▸ Exercise details
Every record below should be printed exactly as it appears.
▼
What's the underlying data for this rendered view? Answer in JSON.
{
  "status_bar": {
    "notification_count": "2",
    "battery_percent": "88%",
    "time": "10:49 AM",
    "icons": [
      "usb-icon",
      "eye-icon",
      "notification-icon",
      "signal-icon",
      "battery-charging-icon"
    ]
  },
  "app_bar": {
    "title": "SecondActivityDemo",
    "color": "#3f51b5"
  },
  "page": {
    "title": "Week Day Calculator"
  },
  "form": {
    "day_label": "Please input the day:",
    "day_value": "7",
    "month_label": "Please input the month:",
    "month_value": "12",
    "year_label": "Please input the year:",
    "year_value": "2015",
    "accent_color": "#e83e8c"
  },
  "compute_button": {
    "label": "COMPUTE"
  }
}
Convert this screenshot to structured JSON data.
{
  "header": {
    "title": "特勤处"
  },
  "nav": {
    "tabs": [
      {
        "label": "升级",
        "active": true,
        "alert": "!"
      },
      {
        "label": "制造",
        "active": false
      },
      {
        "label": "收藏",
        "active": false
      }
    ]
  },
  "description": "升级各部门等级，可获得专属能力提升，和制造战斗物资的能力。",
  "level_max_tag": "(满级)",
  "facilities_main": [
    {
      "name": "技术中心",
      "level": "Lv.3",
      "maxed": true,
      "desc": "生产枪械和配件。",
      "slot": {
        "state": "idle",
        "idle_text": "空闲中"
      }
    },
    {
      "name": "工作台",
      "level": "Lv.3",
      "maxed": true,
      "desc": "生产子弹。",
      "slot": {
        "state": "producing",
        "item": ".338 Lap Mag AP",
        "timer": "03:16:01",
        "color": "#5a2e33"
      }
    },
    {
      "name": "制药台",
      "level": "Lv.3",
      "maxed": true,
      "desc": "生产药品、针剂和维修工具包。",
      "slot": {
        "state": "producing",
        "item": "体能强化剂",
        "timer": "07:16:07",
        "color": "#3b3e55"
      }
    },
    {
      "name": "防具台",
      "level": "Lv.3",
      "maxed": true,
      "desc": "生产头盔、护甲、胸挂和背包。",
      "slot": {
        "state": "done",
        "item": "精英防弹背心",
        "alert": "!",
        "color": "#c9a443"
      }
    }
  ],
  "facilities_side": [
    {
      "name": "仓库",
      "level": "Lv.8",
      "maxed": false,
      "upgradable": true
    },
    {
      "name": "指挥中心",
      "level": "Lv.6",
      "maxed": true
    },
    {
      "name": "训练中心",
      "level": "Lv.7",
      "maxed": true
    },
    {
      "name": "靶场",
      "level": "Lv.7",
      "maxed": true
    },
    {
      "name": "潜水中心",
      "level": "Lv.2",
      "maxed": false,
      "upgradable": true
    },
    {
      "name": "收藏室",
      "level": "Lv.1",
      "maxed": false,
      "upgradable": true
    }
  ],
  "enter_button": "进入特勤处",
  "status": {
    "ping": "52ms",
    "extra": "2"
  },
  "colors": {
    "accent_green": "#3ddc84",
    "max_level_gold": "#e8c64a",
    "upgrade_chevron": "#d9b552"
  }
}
▲
▸ Solved exercise
What's the underlying data for this rendered view? Answer in JSON.
{
  "status_bar": {
    "notification_count": "2",
    "battery_percent": "88%",
    "time": "10:49 AM",
    "icons": [
      "usb-icon",
      "eye-icon",
      "notification-icon",
      "signal-icon",
      "battery-charging-icon"
    ]
  },
  "app_bar": {
    "title": "SecondActivityDemo",
    "color": "#3f51b5"
  },
  "page": {
    "title": "Week Day Calculator"
  },
  "form": {
    "day_label": "Please input the day:",
    "day_value": "7",
    "month_label": "Please input the month:",
    "month_value": "12",
    "year_label": "Please input the year:",
    "year_value": "2015",
    "accent_color": "#e83e8c"
  },
  "compute_button": {
    "label": "COMPUTE"
  }
}
Convert this screenshot to structured JSON data.
{
  "header": {
    "title": "特勤处"
  },
  "nav": {
    "tabs": [
      {
        "label": "升级",
        "active": true,
        "alert": "!"
      },
      {
        "label": "制造",
        "active": false
      },
      {
        "label": "收藏",
        "active": false
      }
    ]
  },
  "description": "升级各部门等级，可获得专属能力提升，和制造战斗物资的能力。",
  "level_max_tag": "(满级)",
  "facilities_main": [
    {
      "name": "技术中心",
      "level": "Lv.3",
      "maxed": true,
      "desc": "生产枪械和配件。",
      "slot": {
        "state": "idle",
        "idle_text": "空闲中"
      }
    },
    {
      "name": "工作台",
      "level": "Lv.3",
      "maxed": true,
      "desc": "生产子弹。",
      "slot": {
        "state": "producing",
        "item": ".338 Lap Mag AP",
        "timer": "03:16:01",
        "color": "#5a2e33"
      }
    },
    {
      "name": "制药台",
      "level": "Lv.3",
      "maxed": true,
      "desc": "生产药品、针剂和维修工具包。",
      "slot": {
        "state": "producing",
        "item": "体能强化剂",
        "timer": "07:16:07",
        "color": "#3b3e55"
      }
    },
    {
      "name": "防具台",
      "level": "Lv.3",
      "maxed": true,
      "desc": "生产头盔、护甲、胸挂和背包。",
      "slot": {
        "state": "done",
        "item": "精英防弹背心",
        "alert": "!",
        "color": "#c9a443"
      }
    }
  ],
  "facilities_side": [
    {
      "name": "仓库",
      "level": "Lv.8",
      "maxed": false,
      "upgradable": true
    },
    {
      "name": "指挥中心",
      "level": "Lv.6",
      "maxed": true
    },
    {
      "name": "训练中心",
      "level": "Lv.7",
      "maxed": true
    },
    {
      "name": "靶场",
      "level": "Lv.7",
      "maxed": true
    },
    {
      "name": "潜水中心",
      "level": "Lv.2",
      "maxed": false,
      "upgradable": true
    },
    {
      "name": "收藏室",
      "level": "Lv.1",
      "maxed": false,
      "upgradable": true
    }
  ],
  "enter_button": "进入特勤处",
  "status": {
    "ping": "52ms",
    "extra": "2"
  },
  "colors": {
    "accent_green": "#3ddc84",
    "max_level_gold": "#e8c64a",
    "upgrade_chevron": "#d9b552"
  }
}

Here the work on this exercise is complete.